Begin

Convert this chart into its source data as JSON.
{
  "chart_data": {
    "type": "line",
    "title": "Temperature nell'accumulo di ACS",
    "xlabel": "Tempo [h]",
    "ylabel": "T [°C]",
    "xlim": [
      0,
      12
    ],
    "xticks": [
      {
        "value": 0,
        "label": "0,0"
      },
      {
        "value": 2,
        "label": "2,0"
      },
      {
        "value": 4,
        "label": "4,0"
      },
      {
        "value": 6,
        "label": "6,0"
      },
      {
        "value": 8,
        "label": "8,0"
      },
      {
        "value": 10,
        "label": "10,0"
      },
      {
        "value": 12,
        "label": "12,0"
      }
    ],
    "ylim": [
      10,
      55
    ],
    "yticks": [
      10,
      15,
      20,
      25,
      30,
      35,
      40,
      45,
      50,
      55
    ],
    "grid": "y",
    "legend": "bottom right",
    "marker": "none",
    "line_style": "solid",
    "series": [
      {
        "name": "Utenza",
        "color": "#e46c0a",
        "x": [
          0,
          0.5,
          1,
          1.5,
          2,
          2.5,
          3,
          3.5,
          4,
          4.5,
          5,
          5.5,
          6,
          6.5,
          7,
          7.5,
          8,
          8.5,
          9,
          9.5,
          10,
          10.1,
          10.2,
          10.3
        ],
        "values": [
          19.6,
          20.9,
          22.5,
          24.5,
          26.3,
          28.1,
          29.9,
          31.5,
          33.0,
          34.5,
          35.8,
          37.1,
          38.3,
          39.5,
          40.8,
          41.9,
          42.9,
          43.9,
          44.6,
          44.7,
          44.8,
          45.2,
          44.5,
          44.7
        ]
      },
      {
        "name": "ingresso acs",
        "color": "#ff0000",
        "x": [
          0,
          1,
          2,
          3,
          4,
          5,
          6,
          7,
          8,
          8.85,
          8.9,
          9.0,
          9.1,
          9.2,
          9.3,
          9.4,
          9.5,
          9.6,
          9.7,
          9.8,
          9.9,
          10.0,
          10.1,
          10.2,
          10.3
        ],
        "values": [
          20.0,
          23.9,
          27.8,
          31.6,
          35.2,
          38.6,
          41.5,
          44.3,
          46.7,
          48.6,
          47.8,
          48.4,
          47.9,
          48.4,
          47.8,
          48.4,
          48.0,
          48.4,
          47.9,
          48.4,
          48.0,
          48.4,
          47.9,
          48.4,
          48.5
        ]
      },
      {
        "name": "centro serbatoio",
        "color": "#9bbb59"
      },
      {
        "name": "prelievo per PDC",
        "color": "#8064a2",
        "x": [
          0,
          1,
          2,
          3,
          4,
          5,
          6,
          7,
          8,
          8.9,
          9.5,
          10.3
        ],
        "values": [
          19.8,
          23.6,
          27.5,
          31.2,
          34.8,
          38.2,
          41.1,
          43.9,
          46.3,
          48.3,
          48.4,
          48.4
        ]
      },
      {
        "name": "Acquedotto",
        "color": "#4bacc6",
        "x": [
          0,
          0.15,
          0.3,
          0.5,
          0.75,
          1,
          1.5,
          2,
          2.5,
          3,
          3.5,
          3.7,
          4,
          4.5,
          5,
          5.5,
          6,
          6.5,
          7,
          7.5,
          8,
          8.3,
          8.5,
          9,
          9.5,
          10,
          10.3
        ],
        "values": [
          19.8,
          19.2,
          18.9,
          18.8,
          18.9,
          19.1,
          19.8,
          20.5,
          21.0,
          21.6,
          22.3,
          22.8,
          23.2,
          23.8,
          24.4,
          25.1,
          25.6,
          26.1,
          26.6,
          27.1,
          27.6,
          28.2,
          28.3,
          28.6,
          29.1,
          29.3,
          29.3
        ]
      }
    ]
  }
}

End
Begin

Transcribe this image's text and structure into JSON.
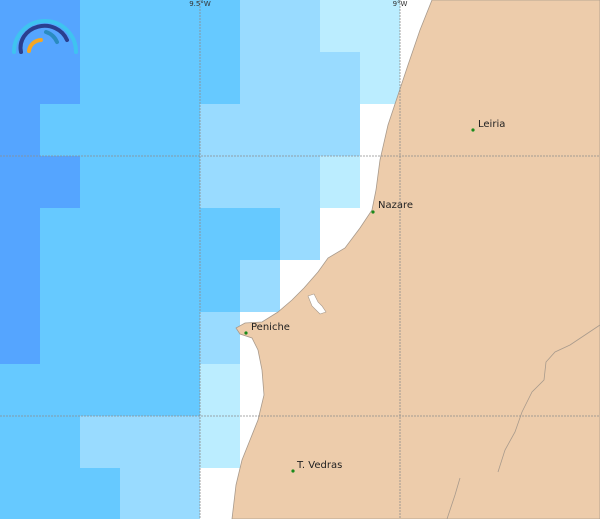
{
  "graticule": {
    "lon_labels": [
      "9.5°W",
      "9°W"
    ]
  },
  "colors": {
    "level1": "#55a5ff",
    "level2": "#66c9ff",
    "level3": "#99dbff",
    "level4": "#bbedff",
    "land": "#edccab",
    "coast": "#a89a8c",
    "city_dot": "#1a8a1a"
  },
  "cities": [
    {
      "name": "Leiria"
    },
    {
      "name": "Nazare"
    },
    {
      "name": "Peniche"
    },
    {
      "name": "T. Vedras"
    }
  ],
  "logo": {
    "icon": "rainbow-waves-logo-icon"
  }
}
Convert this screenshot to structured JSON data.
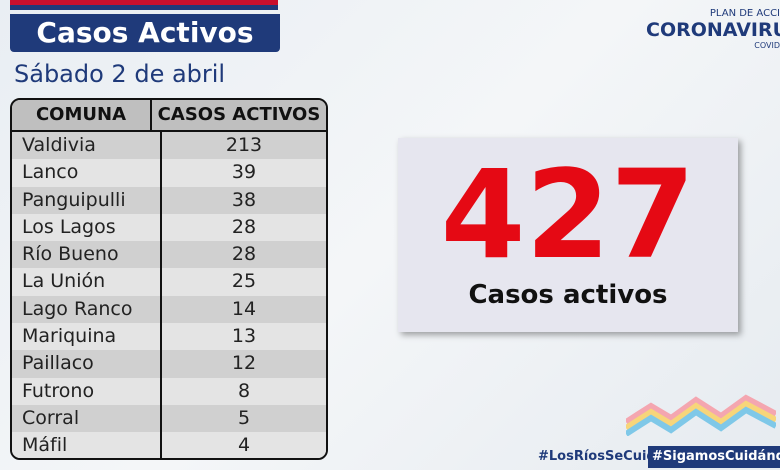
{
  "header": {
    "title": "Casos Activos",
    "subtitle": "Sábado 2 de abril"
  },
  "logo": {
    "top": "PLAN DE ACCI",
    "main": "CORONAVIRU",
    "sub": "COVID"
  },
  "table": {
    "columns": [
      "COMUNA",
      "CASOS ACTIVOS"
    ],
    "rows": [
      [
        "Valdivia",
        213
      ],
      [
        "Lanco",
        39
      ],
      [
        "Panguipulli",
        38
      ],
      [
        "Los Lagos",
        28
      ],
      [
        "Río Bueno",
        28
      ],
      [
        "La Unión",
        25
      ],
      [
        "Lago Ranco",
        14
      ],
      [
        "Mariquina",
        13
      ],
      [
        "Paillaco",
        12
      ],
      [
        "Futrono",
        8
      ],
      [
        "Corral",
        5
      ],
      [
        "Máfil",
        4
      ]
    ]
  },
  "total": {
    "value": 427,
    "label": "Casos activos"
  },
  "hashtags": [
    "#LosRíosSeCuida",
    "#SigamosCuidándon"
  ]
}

End
Begin

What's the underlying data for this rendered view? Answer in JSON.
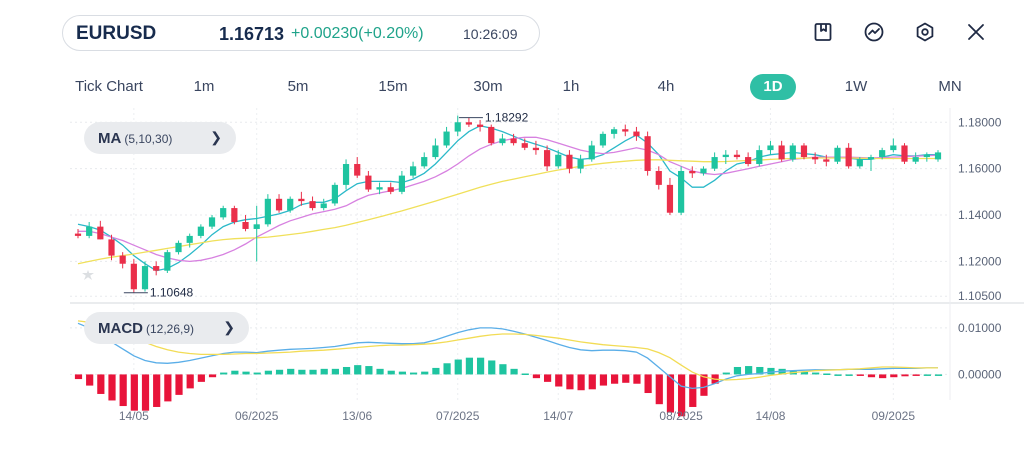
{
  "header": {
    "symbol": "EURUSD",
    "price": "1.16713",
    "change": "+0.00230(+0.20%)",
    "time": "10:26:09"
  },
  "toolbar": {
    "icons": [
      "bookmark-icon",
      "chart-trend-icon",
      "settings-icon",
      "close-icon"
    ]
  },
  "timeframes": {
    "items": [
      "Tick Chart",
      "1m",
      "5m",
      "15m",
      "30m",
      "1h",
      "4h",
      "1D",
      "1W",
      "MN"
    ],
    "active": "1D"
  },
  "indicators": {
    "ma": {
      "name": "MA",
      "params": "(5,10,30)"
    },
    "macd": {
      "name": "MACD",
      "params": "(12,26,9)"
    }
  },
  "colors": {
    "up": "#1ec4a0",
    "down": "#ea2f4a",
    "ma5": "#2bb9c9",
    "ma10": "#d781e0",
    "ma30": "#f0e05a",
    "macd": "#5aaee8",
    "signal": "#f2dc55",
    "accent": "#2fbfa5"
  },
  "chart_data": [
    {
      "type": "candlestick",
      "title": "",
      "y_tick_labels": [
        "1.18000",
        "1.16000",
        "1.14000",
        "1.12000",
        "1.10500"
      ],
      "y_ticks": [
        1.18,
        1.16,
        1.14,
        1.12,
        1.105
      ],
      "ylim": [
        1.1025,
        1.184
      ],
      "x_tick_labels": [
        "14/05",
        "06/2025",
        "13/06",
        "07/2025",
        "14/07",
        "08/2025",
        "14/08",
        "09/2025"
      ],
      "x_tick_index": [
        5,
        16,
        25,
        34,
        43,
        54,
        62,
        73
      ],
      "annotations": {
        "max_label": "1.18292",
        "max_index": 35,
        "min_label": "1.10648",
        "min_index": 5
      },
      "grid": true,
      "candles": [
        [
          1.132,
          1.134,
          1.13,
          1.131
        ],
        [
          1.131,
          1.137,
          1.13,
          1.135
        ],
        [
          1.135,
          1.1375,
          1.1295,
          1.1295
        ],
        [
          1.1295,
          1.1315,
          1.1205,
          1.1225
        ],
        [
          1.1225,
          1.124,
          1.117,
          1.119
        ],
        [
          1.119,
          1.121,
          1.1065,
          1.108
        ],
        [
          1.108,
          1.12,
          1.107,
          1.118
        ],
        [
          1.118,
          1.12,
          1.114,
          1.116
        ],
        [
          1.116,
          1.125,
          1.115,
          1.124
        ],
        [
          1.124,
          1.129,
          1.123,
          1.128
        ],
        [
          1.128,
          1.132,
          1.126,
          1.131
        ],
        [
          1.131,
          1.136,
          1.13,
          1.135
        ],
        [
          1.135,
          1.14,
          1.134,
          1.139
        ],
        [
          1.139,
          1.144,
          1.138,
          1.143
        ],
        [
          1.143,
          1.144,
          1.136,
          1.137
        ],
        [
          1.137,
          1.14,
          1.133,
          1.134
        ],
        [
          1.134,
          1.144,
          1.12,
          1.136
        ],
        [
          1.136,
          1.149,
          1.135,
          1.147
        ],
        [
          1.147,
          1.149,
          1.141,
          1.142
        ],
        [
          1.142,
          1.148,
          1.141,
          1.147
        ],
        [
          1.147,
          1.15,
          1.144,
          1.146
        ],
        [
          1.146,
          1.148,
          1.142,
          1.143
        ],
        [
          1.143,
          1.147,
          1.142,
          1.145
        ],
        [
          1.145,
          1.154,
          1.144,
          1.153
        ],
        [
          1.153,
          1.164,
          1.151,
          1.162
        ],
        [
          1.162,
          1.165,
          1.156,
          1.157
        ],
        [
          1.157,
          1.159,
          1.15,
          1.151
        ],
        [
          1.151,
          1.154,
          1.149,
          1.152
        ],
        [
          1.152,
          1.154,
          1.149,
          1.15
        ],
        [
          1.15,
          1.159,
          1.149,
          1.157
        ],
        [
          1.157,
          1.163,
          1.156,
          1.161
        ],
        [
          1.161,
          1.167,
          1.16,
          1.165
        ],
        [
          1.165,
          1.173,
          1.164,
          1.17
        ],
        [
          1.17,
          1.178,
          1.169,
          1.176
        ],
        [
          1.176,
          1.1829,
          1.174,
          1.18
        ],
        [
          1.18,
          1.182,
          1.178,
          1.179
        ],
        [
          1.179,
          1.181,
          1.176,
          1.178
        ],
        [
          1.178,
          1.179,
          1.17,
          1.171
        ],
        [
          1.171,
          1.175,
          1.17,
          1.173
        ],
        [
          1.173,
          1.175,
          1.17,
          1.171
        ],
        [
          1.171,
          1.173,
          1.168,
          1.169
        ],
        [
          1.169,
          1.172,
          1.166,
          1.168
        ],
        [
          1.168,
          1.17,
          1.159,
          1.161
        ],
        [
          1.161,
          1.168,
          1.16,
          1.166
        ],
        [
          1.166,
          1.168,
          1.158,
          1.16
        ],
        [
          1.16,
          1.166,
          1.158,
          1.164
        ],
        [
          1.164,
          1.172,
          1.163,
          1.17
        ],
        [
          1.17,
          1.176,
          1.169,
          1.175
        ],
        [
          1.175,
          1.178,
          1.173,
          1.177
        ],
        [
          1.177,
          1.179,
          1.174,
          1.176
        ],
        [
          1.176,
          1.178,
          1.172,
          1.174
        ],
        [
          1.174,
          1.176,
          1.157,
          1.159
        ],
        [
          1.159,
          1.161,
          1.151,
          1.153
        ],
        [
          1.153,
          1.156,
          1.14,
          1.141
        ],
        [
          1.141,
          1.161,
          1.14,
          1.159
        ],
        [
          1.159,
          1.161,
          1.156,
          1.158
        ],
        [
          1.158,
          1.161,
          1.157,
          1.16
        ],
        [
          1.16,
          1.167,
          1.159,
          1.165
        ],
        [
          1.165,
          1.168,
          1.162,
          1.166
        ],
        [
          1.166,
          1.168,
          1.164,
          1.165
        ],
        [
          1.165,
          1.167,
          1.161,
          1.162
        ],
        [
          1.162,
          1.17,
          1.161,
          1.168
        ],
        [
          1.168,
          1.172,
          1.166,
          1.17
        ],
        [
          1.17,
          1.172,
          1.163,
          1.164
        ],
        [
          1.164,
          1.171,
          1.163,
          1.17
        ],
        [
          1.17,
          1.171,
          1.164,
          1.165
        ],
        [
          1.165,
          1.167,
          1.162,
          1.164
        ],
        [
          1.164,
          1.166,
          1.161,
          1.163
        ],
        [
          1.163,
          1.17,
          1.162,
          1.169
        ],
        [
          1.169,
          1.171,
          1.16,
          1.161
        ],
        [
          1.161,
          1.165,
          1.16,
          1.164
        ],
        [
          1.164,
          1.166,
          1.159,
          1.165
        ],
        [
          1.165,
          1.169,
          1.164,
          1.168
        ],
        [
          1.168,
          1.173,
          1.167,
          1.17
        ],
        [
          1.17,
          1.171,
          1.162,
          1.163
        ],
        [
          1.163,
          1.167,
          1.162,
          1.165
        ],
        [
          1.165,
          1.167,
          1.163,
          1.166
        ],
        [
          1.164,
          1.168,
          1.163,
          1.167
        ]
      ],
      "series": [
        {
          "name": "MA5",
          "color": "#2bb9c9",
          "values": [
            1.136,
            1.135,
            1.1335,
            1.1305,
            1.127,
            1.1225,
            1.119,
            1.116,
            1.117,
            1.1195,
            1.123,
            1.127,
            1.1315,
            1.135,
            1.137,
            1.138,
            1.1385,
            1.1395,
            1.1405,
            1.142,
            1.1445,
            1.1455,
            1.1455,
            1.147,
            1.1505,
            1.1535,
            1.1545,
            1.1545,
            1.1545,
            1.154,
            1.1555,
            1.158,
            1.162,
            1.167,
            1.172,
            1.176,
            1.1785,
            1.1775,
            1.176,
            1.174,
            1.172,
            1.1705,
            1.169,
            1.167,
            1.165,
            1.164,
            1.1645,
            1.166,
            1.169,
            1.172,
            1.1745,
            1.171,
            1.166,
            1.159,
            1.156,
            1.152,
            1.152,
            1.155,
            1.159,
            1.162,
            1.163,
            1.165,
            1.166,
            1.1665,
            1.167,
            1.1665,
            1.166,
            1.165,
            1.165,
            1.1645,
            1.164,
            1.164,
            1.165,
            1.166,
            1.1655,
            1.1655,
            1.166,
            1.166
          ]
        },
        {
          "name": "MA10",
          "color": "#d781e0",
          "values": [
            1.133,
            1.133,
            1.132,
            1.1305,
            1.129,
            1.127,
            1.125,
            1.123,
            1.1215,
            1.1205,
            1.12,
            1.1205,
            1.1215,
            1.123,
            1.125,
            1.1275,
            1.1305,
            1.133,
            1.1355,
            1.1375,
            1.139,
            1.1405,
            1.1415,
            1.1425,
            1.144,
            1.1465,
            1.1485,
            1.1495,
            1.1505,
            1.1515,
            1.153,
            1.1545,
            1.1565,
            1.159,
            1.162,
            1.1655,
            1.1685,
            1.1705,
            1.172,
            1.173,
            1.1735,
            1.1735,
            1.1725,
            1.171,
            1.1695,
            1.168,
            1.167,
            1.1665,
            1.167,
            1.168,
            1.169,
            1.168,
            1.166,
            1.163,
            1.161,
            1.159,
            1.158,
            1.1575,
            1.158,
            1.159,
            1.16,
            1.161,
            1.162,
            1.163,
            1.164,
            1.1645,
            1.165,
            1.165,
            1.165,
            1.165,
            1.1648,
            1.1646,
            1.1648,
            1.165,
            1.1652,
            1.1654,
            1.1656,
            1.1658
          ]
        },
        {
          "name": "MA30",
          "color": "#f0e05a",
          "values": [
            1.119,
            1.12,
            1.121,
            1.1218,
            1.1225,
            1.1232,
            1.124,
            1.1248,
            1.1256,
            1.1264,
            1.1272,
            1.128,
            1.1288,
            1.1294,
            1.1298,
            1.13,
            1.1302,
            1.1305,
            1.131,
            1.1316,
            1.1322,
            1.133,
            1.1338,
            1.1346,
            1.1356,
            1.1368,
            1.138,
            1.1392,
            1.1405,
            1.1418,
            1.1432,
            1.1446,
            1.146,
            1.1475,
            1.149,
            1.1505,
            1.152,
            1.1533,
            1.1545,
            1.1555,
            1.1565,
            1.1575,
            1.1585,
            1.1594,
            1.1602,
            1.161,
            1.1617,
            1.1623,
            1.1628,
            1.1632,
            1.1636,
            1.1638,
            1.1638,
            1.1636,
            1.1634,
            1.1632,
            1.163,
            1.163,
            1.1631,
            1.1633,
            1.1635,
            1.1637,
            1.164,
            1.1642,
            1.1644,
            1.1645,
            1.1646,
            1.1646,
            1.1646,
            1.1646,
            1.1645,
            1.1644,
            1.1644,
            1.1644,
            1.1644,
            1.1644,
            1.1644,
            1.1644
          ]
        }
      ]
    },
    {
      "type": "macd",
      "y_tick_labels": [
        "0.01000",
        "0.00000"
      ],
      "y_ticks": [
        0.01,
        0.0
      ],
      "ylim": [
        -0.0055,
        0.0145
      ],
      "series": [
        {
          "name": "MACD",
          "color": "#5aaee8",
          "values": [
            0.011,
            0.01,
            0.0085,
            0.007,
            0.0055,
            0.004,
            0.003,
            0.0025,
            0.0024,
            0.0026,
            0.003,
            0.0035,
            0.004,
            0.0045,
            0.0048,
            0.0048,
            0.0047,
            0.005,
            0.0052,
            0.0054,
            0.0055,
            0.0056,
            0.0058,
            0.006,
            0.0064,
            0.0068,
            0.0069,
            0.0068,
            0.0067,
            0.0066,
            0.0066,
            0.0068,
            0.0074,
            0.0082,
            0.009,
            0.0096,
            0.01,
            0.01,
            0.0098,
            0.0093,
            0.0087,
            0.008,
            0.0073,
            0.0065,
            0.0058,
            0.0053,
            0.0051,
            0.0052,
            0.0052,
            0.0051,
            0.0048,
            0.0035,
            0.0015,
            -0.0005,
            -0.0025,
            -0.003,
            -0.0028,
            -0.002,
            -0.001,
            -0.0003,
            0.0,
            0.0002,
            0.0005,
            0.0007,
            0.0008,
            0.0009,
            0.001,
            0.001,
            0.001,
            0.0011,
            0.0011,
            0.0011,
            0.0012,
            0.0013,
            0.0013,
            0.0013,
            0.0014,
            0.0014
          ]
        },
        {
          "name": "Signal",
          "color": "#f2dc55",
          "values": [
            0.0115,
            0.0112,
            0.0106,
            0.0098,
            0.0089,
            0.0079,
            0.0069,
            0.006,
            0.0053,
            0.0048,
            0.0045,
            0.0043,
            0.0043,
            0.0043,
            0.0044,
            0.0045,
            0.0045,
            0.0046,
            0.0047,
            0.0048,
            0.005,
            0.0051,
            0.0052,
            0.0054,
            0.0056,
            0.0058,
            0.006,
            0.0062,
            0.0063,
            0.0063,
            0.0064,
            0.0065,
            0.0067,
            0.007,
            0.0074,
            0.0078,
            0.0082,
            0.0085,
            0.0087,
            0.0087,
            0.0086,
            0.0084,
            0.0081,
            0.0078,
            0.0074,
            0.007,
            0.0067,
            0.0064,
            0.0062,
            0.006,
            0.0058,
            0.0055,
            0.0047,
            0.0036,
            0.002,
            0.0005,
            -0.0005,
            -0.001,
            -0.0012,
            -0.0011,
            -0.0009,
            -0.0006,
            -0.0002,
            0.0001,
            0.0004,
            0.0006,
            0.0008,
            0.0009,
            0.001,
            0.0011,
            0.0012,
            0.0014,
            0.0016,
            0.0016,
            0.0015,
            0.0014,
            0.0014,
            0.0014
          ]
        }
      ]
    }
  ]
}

End

* [Exercise brief] Return each full line of the entries that contains the word "JSON".

* [Result]
Convert this chart into its source data as JSON.
Transcribe this image's text and structure into JSON.
Convert this screenshot to structured JSON data.
What's the underlying data for this rendered view? Answer in JSON.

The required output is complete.